**Exercise:**
Say how many lines contain "control"; the answer is the number alone.

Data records
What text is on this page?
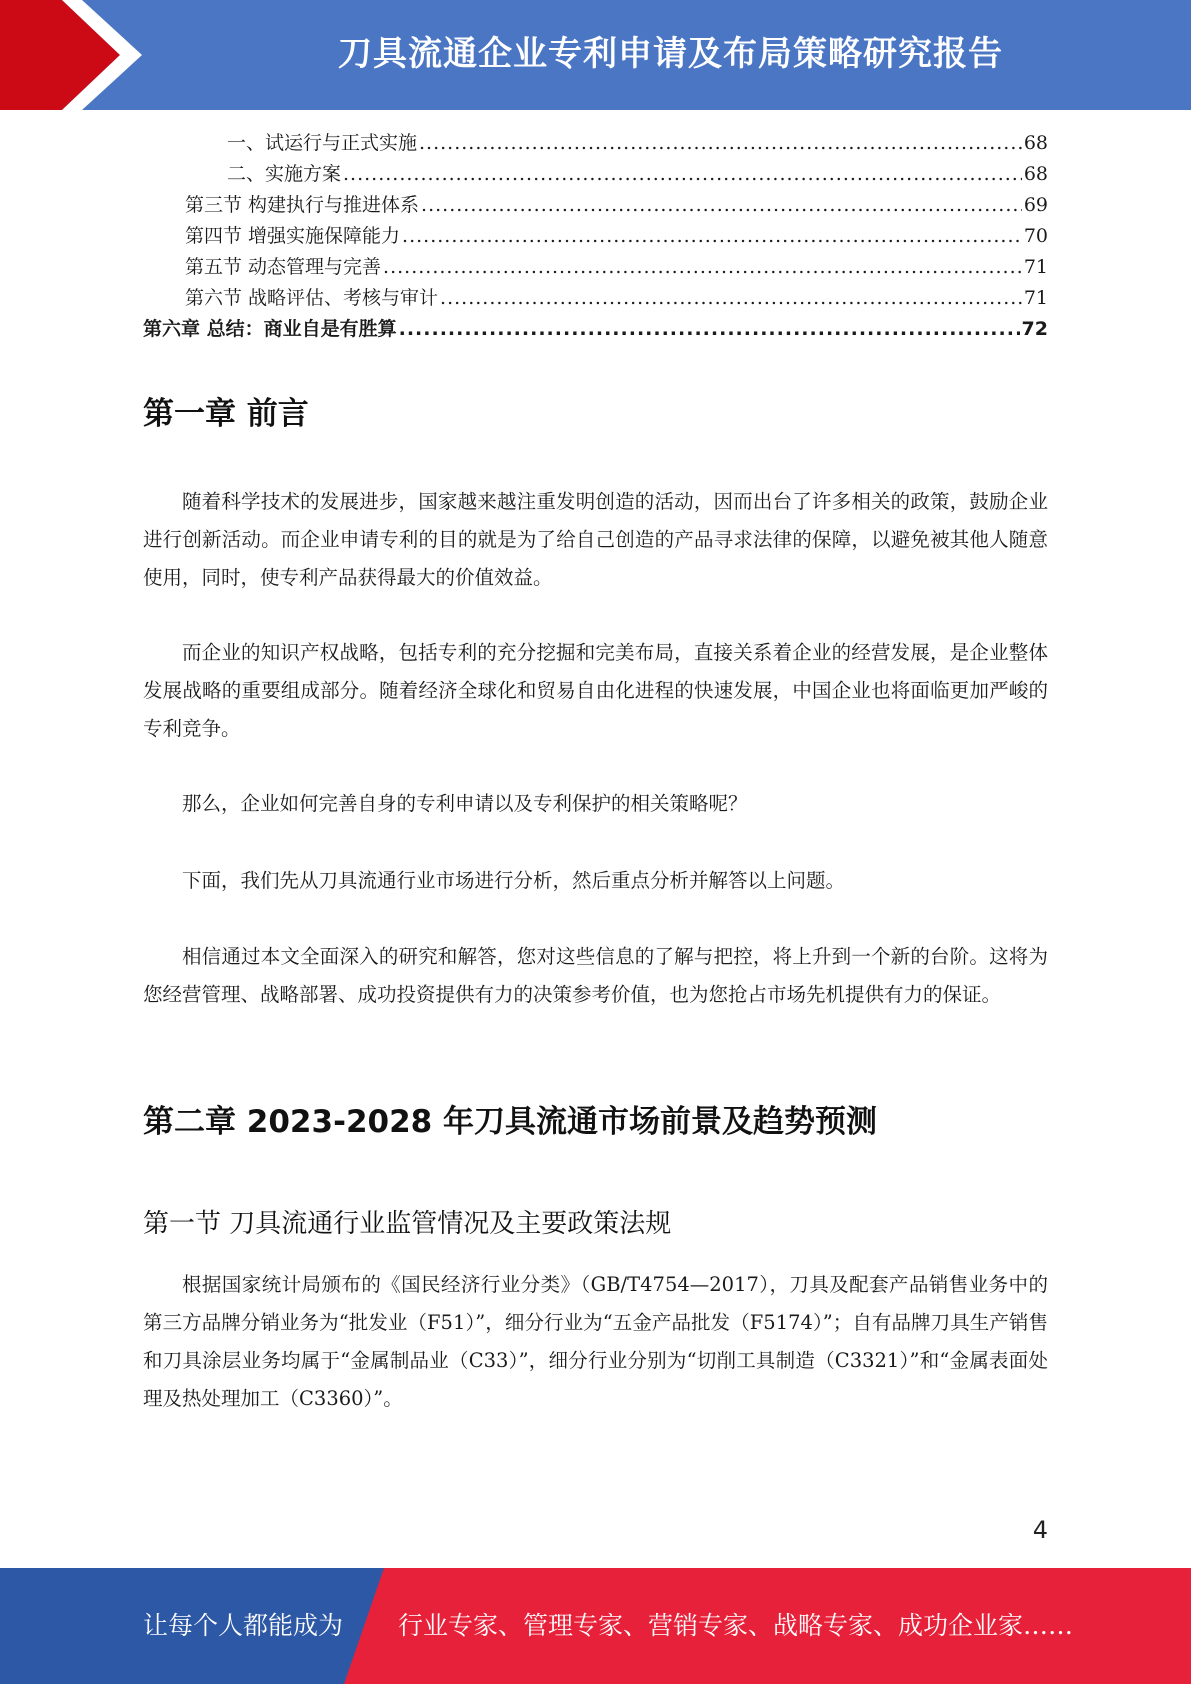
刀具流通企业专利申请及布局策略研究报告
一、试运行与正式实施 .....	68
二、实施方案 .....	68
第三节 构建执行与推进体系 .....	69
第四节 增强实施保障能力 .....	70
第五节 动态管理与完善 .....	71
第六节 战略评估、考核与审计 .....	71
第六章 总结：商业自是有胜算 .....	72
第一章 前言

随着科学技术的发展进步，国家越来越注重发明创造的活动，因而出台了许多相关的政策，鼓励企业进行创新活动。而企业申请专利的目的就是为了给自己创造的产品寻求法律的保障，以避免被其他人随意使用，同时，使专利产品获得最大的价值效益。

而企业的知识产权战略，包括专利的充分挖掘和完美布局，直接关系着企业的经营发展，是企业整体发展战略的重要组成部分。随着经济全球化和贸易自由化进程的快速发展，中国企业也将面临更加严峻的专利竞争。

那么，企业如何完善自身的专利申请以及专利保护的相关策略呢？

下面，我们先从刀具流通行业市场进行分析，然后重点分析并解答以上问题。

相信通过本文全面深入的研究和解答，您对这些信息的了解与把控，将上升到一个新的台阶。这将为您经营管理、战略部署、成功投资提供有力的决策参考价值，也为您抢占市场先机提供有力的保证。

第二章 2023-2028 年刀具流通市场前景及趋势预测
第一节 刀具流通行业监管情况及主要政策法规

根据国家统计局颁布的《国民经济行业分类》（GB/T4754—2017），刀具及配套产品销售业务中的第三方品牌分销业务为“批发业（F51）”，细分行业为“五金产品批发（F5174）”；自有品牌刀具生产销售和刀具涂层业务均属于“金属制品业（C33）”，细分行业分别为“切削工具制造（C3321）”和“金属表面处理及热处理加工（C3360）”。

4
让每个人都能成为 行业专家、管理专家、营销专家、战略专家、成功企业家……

---

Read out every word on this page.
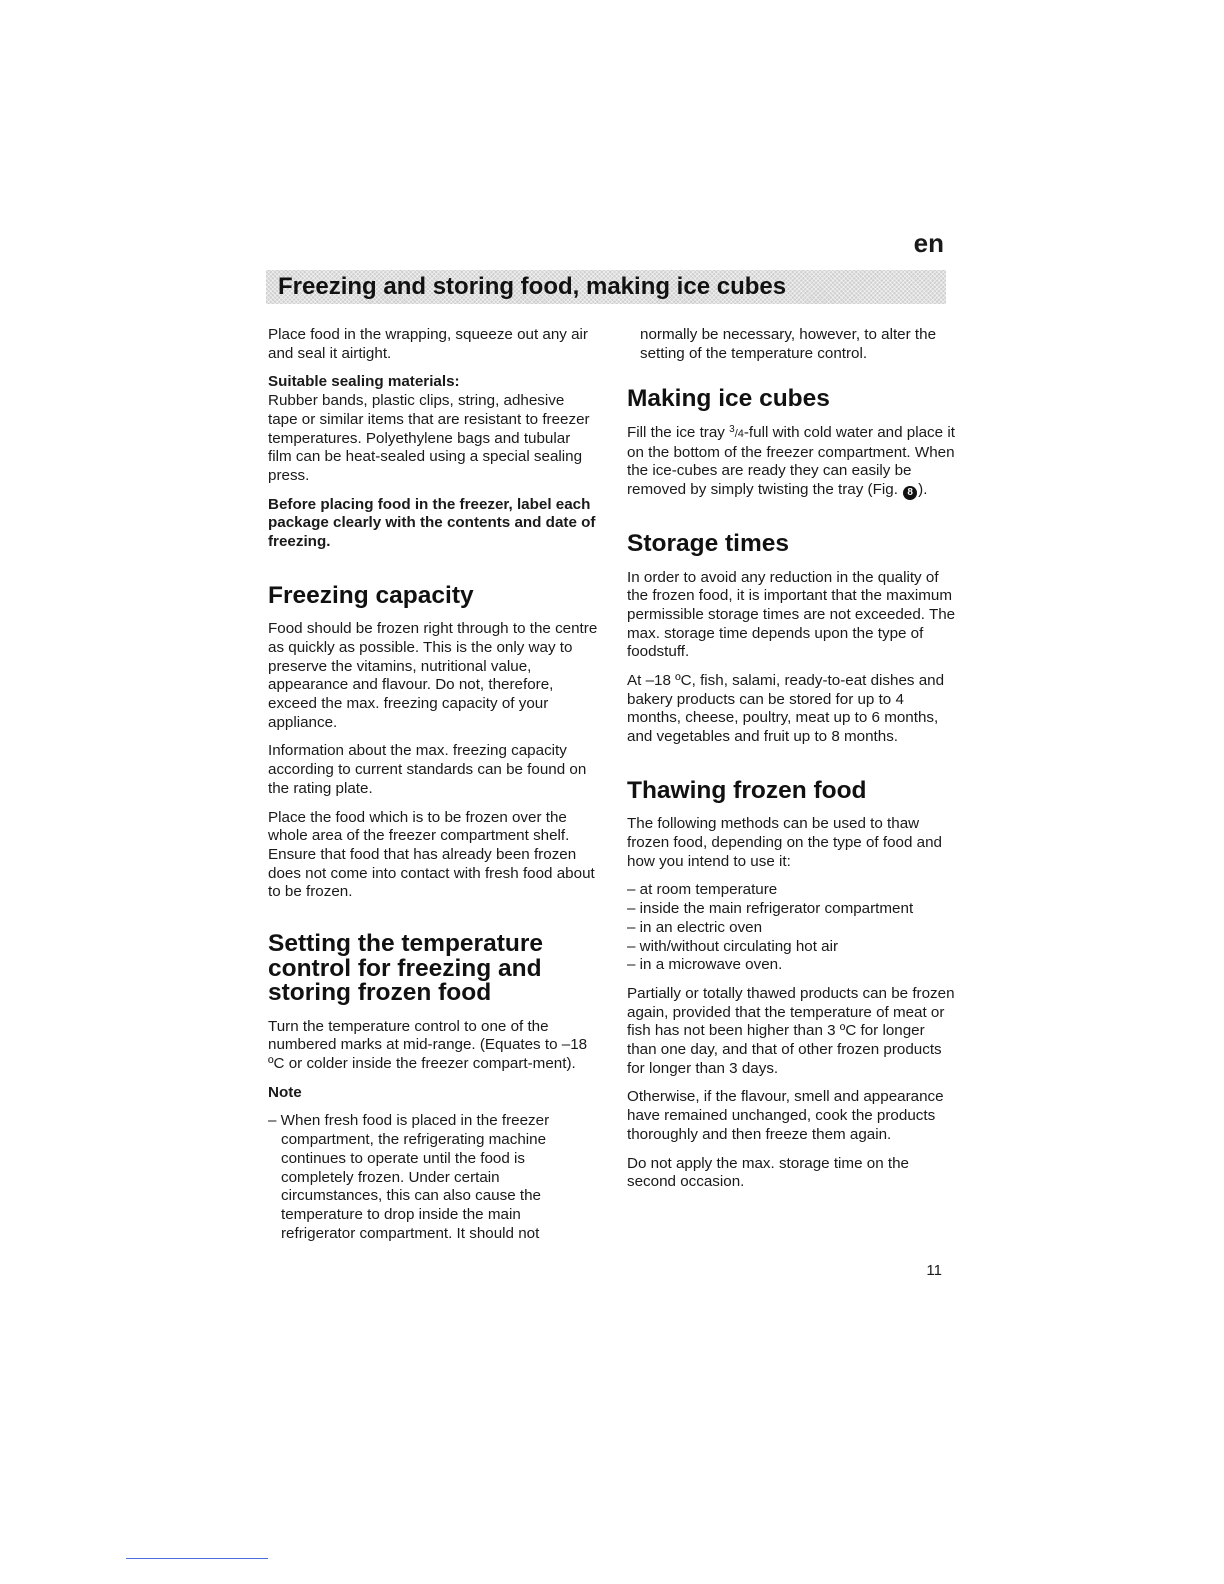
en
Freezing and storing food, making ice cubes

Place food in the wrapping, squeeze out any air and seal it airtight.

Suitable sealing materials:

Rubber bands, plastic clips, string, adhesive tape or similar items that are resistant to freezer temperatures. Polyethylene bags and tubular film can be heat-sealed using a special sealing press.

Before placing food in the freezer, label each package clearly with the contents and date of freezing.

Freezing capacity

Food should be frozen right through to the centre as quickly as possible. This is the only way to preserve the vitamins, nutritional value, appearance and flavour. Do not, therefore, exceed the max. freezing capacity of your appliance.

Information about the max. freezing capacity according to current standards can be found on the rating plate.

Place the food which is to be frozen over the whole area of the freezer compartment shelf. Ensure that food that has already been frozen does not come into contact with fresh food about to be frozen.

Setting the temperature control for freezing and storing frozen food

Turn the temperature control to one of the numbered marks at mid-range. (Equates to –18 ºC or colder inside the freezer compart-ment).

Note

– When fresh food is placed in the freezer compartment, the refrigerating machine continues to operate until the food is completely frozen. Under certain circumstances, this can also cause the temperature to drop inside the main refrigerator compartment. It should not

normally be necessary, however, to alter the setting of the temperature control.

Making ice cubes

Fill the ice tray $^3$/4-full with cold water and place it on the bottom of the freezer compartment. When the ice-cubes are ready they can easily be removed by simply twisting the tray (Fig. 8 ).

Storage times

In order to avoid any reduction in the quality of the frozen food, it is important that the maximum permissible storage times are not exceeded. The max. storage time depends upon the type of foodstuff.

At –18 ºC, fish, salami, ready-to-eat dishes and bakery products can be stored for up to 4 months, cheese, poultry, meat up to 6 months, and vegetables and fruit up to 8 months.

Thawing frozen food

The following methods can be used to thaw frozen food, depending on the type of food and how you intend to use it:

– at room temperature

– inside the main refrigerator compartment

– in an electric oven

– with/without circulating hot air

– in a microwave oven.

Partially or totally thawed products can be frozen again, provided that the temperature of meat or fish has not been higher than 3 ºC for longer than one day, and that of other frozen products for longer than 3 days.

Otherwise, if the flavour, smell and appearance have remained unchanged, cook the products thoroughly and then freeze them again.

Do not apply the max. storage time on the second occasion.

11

...

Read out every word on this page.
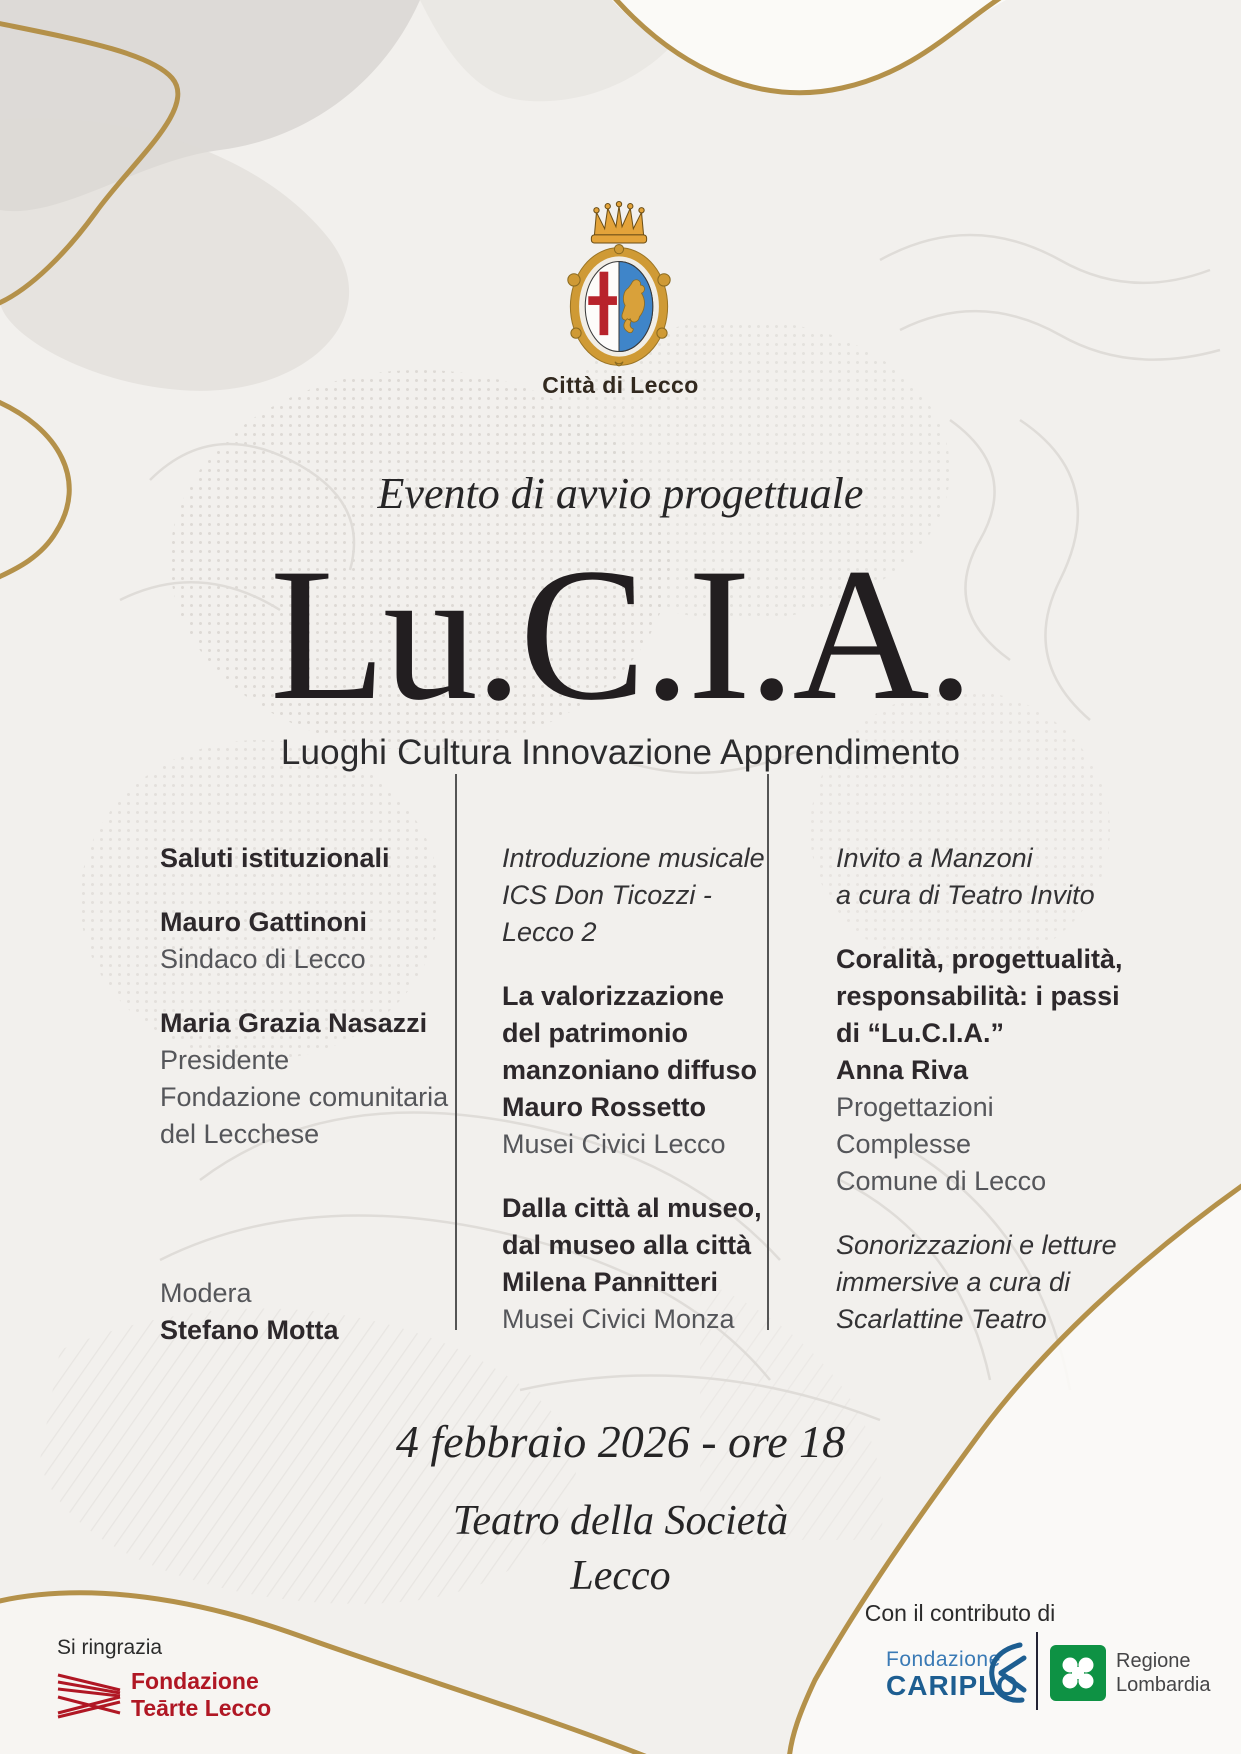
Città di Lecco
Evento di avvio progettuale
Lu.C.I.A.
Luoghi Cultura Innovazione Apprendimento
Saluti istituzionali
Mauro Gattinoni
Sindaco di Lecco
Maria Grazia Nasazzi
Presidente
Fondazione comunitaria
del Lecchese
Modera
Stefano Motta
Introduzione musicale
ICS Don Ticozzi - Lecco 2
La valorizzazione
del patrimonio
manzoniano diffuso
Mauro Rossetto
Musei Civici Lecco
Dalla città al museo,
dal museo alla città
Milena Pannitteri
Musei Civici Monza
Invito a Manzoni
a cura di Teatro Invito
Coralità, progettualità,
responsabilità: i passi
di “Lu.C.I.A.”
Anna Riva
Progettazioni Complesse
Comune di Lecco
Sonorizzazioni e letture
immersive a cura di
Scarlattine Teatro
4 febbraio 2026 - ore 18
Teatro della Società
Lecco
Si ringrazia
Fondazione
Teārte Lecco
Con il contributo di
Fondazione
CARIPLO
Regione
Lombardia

**Solution to this exercise:**
3